| Set problem |
Return the count of lines that mention "Interval", with no other words.

| Data supplied |
** BEGIN **

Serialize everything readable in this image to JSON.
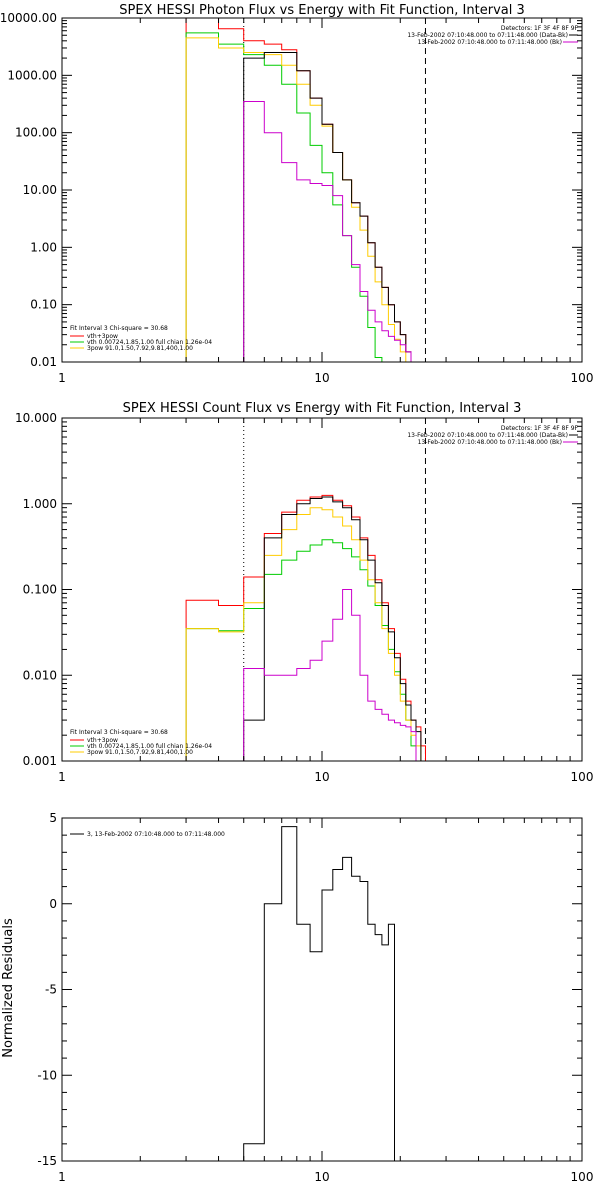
{
  "colors": {
    "vth_plus_3pow": "#ff0000",
    "vth": "#00cc00",
    "3pow": "#ffcc00",
    "background": "#cc00cc",
    "data": "#000000",
    "fit_range_lines": "#000000"
  },
  "chart_data": [
    {
      "type": "line",
      "title": "SPEX HESSI Photon Flux vs Energy with Fit Function, Interval 3",
      "xlabel": "",
      "ylabel": "",
      "xscale": "log",
      "yscale": "log",
      "xlim": [
        1,
        100
      ],
      "ylim": [
        0.01,
        10000
      ],
      "x_tick_labels": [
        "1",
        "10",
        "100"
      ],
      "y_tick_labels": [
        "0.01",
        "0.10",
        "1.00",
        "10.00",
        "100.00",
        "1000.00",
        "10000.00"
      ],
      "vertical_lines": [
        {
          "x": 5,
          "style": "dotted"
        },
        {
          "x": 25,
          "style": "dashed"
        }
      ],
      "info_top": {
        "detectors": "Detectors: 1F 3F 4F 8F 9F",
        "line1": "13-Feb-2002 07:10:48.000 to 07:11:48.000 (Data-Bk)",
        "line2": "13-Feb-2002 07:10:48.000 to 07:11:48.000 (Bk)"
      },
      "legend_box": {
        "header": "Fit Interval 3   Chi-square = 30.68",
        "entries": [
          "vth+3pow",
          "vth 0.00724,1.85,1.00  full chian 1.26e-04",
          "3pow 91.0,1.50,7.92,9.81,400,1.00"
        ]
      },
      "edges": [
        3,
        4,
        5,
        6,
        7,
        8,
        9,
        10,
        11,
        12,
        13,
        14,
        15,
        16,
        17,
        18,
        19,
        20,
        21,
        22,
        23,
        24,
        25,
        26,
        27,
        28
      ],
      "series": [
        {
          "name": "vth+3pow",
          "color_key": "vth_plus_3pow",
          "values": [
            10000,
            6500,
            4000,
            3500,
            2800,
            1200,
            400,
            140,
            45,
            15,
            6,
            3.5,
            1.2,
            0.45,
            0.2,
            0.1,
            0.05,
            0.03,
            0.015
          ]
        },
        {
          "name": "vth",
          "color_key": "vth",
          "values": [
            5500,
            3500,
            2300,
            1500,
            700,
            220,
            60,
            20,
            5.5,
            1.6,
            0.45,
            0.14,
            0.04,
            0.012
          ]
        },
        {
          "name": "3pow",
          "color_key": "3pow",
          "values": [
            4500,
            3000,
            2500,
            2300,
            1500,
            700,
            300,
            130,
            45,
            15,
            5,
            2,
            0.7,
            0.25,
            0.1,
            0.045,
            0.025,
            0.015,
            0.008
          ]
        },
        {
          "name": "data",
          "color_key": "data",
          "values": [
            null,
            null,
            2000,
            2500,
            2500,
            1200,
            400,
            140,
            45,
            15,
            6,
            3.5,
            1.2,
            0.45,
            0.2,
            0.1,
            0.05,
            0.03,
            0.015
          ]
        },
        {
          "name": "background",
          "color_key": "background",
          "values": [
            null,
            null,
            350,
            100,
            30,
            15,
            13,
            12,
            8,
            1.6,
            0.5,
            0.17,
            0.08,
            0.05,
            0.035,
            0.028,
            0.024,
            0.02,
            0.015
          ]
        }
      ]
    },
    {
      "type": "line",
      "title": "SPEX HESSI Count Flux vs Energy with Fit Function, Interval 3",
      "xlabel": "",
      "ylabel": "",
      "xscale": "log",
      "yscale": "log",
      "xlim": [
        1,
        100
      ],
      "ylim": [
        0.001,
        10
      ],
      "x_tick_labels": [
        "1",
        "10",
        "100"
      ],
      "y_tick_labels": [
        "0.001",
        "0.010",
        "0.100",
        "1.000",
        "10.000"
      ],
      "vertical_lines": [
        {
          "x": 5,
          "style": "dotted"
        },
        {
          "x": 25,
          "style": "dashed"
        }
      ],
      "info_top": {
        "detectors": "Detectors: 1F 3F 4F 8F 9F",
        "line1": "13-Feb-2002 07:10:48.000 to 07:11:48.000 (Data-Bk)",
        "line2": "13-Feb-2002 07:10:48.000 to 07:11:48.000 (Bk)"
      },
      "legend_box": {
        "header": "Fit Interval 3   Chi-square = 30.68",
        "entries": [
          "vth+3pow",
          "vth 0.00724,1.85,1.00  full chian 1.26e-04",
          "3pow 91.0,1.50,7.92,9.81,400,1.00"
        ]
      },
      "edges": [
        3,
        4,
        5,
        6,
        7,
        8,
        9,
        10,
        11,
        12,
        13,
        14,
        15,
        16,
        17,
        18,
        19,
        20,
        21,
        22,
        23,
        24,
        25,
        26,
        27,
        28
      ],
      "series": [
        {
          "name": "vth+3pow",
          "color_key": "vth_plus_3pow",
          "values": [
            0.075,
            0.065,
            0.14,
            0.45,
            0.8,
            1.1,
            1.2,
            1.25,
            1.1,
            0.95,
            0.7,
            0.4,
            0.25,
            0.13,
            0.07,
            0.035,
            0.018,
            0.009,
            0.005,
            0.003,
            0.0025,
            0.0015
          ]
        },
        {
          "name": "vth",
          "color_key": "vth",
          "values": [
            0.035,
            0.033,
            0.06,
            0.15,
            0.22,
            0.28,
            0.33,
            0.38,
            0.35,
            0.3,
            0.24,
            0.17,
            0.11,
            0.065,
            0.038,
            0.02,
            0.011,
            0.006,
            0.003,
            0.0015
          ]
        },
        {
          "name": "3pow",
          "color_key": "3pow",
          "values": [
            0.035,
            0.032,
            0.07,
            0.25,
            0.5,
            0.75,
            0.9,
            0.85,
            0.7,
            0.55,
            0.38,
            0.22,
            0.13,
            0.07,
            0.035,
            0.018,
            0.01,
            0.005,
            0.003,
            0.002,
            0.0015
          ]
        },
        {
          "name": "data",
          "color_key": "data",
          "values": [
            null,
            null,
            0.003,
            0.4,
            0.75,
            1.0,
            1.15,
            1.2,
            1.05,
            0.9,
            0.65,
            0.38,
            0.22,
            0.12,
            0.065,
            0.032,
            0.016,
            0.008,
            0.0045,
            0.003,
            0.0022
          ]
        },
        {
          "name": "background",
          "color_key": "background",
          "values": [
            null,
            null,
            0.012,
            0.01,
            0.01,
            0.012,
            0.015,
            0.025,
            0.045,
            0.1,
            0.05,
            0.01,
            0.005,
            0.004,
            0.0035,
            0.003,
            0.0028,
            0.0026,
            0.0025,
            0.0022
          ]
        }
      ]
    },
    {
      "type": "line",
      "title": "",
      "xlabel": "",
      "ylabel": "Normalized Residuals",
      "xscale": "log",
      "yscale": "linear",
      "xlim": [
        1,
        100
      ],
      "ylim": [
        -15,
        5
      ],
      "x_tick_labels": [
        "1",
        "10",
        "100"
      ],
      "y_tick_labels": [
        "5",
        "0",
        "-5",
        "-10",
        "-15"
      ],
      "legend_entry": "3, 13-Feb-2002 07:10:48.000 to 07:11:48.000",
      "edges": [
        5,
        6,
        7,
        8,
        9,
        10,
        11,
        12,
        13,
        14,
        15,
        16,
        17,
        18,
        19,
        20,
        21,
        22,
        23,
        24,
        25
      ],
      "series": [
        {
          "name": "3, 13-Feb-2002 07:10:48.000 to 07:11:48.000",
          "color_key": "data",
          "values": [
            -14,
            0,
            4.5,
            -1.2,
            -2.8,
            0.8,
            2.0,
            2.7,
            1.6,
            1.3,
            -1.2,
            -1.8,
            -2.4,
            -1.2
          ]
        }
      ]
    }
  ]
}
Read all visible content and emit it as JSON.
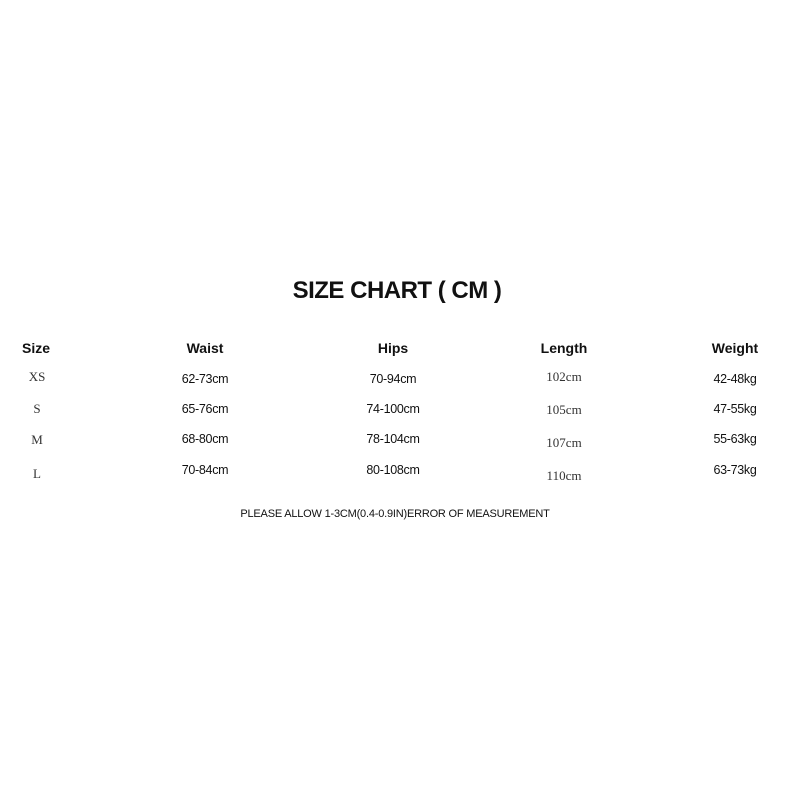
{
  "title": "SIZE CHART ( CM )",
  "headers": [
    "Size",
    "Waist",
    "Hips",
    "Length",
    "Weight"
  ],
  "rows": [
    [
      "XS",
      "62-73cm",
      "70-94cm",
      "102cm",
      "42-48kg"
    ],
    [
      "S",
      "65-76cm",
      "74-100cm",
      "105cm",
      "47-55kg"
    ],
    [
      "M",
      "68-80cm",
      "78-104cm",
      "107cm",
      "55-63kg"
    ],
    [
      "L",
      "70-84cm",
      "80-108cm",
      "110cm",
      "63-73kg"
    ]
  ],
  "note": "PLEASE ALLOW 1-3CM(0.4-0.9IN)ERROR OF MEASUREMENT"
}
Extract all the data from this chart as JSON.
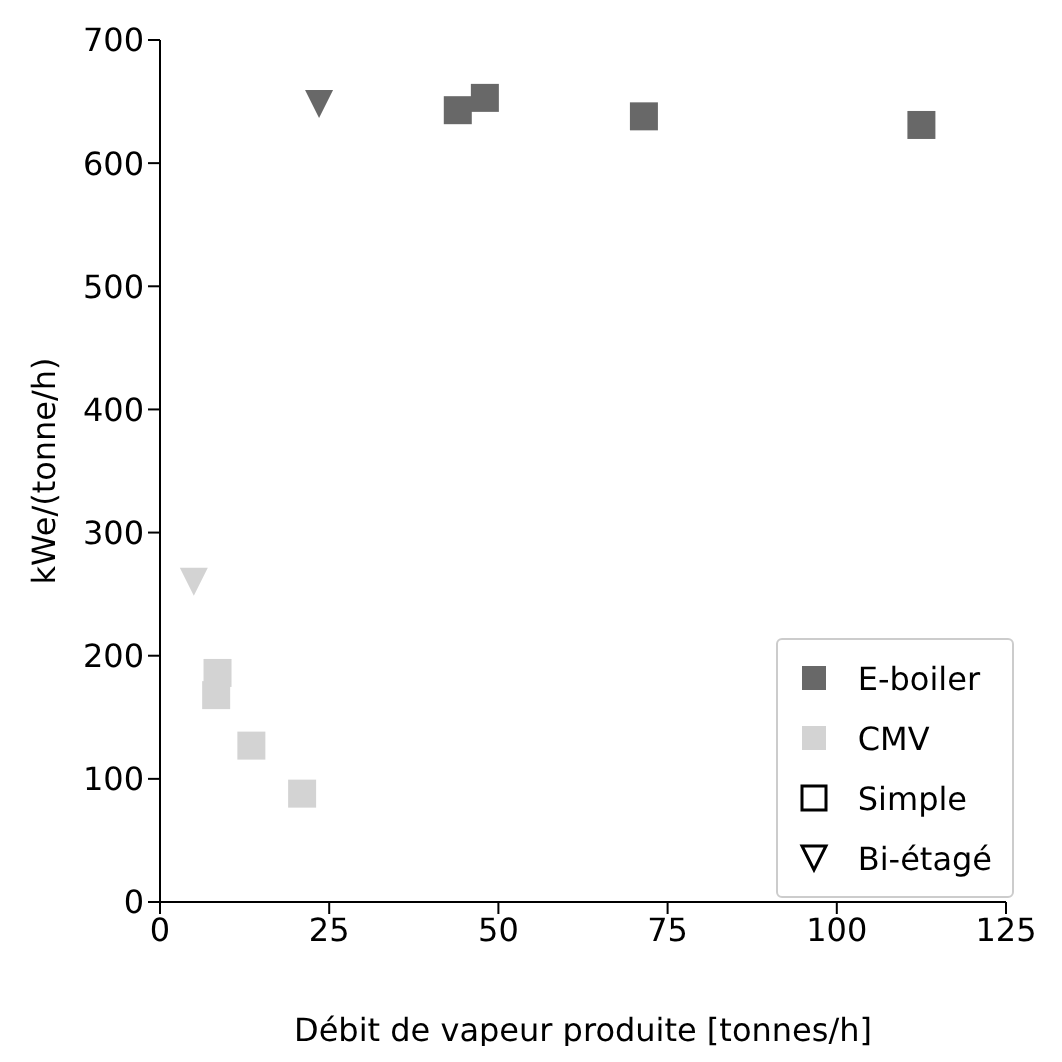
{
  "chart_data": {
    "type": "scatter",
    "xlabel": "Débit de vapeur produite [tonnes/h]",
    "ylabel": "kWe/(tonne/h)",
    "xlim": [
      0,
      125
    ],
    "xticks": [
      0,
      25,
      50,
      75,
      100,
      125
    ],
    "ylim": [
      0,
      700
    ],
    "yticks": [
      0,
      100,
      200,
      300,
      400,
      500,
      600,
      700
    ],
    "grid": false,
    "legend": "bottom right",
    "annotations": [
      "Simple",
      "Bi-étagé"
    ],
    "series": [
      {
        "name": "E-boiler",
        "color": "#686868",
        "marker": "square",
        "x": [
          44,
          48,
          71.5,
          112.5
        ],
        "values": [
          643,
          653,
          638,
          631
        ]
      },
      {
        "name": "CMV",
        "color": "#d3d3d3",
        "marker": "square",
        "x": [
          8.5,
          8.3,
          13.5,
          21
        ],
        "values": [
          186,
          168,
          127,
          88
        ]
      },
      {
        "color": "#686868",
        "marker": "triangle",
        "x": [
          23.5
        ],
        "values": [
          648
        ]
      },
      {
        "color": "#d3d3d3",
        "marker": "triangle",
        "x": [
          5
        ],
        "values": [
          260
        ]
      }
    ]
  }
}
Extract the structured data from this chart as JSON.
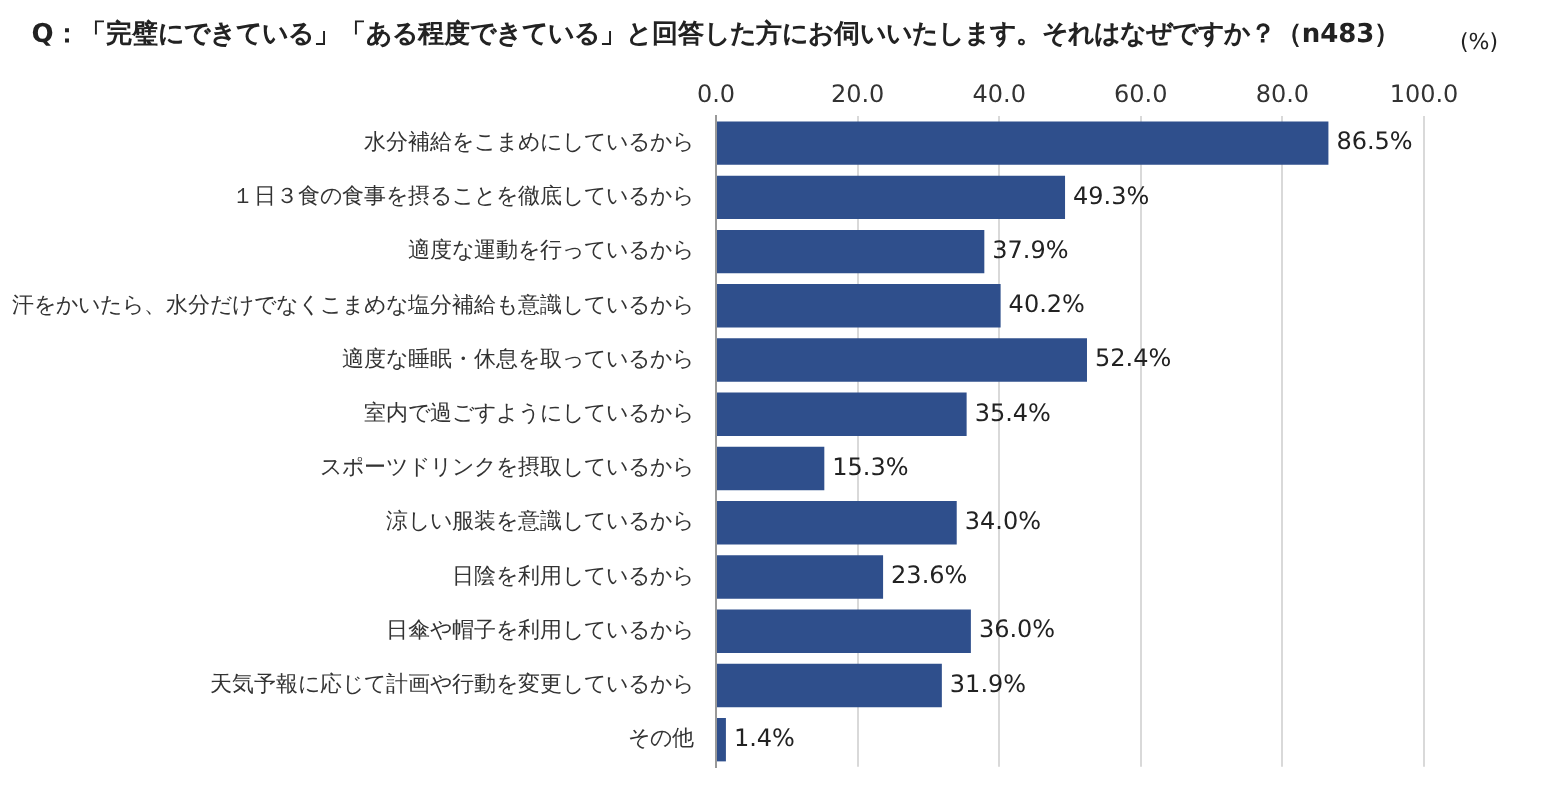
{
  "chart_data": {
    "type": "bar",
    "orientation": "horizontal",
    "title": "Q：「完璧にできている」「ある程度できている」と回答した方にお伺いいたします。それはなぜですか？（n483）",
    "xlabel": "(%)",
    "categories": [
      "水分補給をこまめにしているから",
      "１日３食の食事を摂ることを徹底しているから",
      "適度な運動を行っているから",
      "汗をかいたら、水分だけでなくこまめな塩分補給も意識しているから",
      "適度な睡眠・休息を取っているから",
      "室内で過ごすようにしているから",
      "スポーツドリンクを摂取しているから",
      "涼しい服装を意識しているから",
      "日陰を利用しているから",
      "日傘や帽子を利用しているから",
      "天気予報に応じて計画や行動を変更しているから",
      "その他"
    ],
    "values": [
      86.5,
      49.3,
      37.9,
      40.2,
      52.4,
      35.4,
      15.3,
      34.0,
      23.6,
      36.0,
      31.9,
      1.4
    ],
    "value_labels": [
      "86.5%",
      "49.3%",
      "37.9%",
      "40.2%",
      "52.4%",
      "35.4%",
      "15.3%",
      "34.0%",
      "23.6%",
      "36.0%",
      "31.9%",
      "1.4%"
    ],
    "color": "#2f4f8c",
    "xlim": [
      0,
      100
    ],
    "xticks": [
      {
        "value": 0,
        "label": "0.0"
      },
      {
        "value": 20,
        "label": "20.0"
      },
      {
        "value": 40,
        "label": "40.0"
      },
      {
        "value": 60,
        "label": "60.0"
      },
      {
        "value": 80,
        "label": "80.0"
      },
      {
        "value": 100,
        "label": "100.0"
      }
    ],
    "grid": "x",
    "legend": false
  }
}
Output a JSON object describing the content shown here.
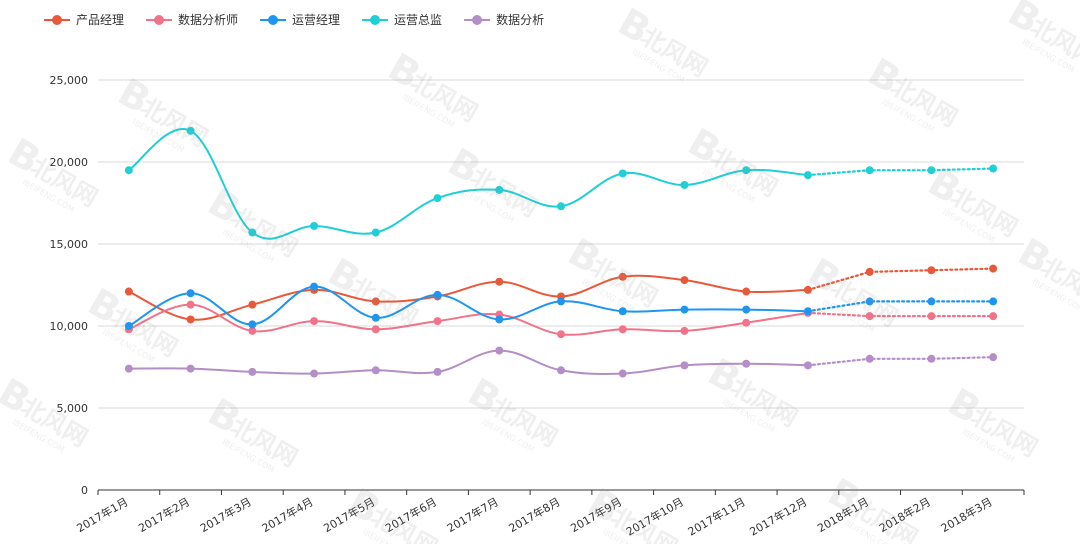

** END **

| Answer below |
4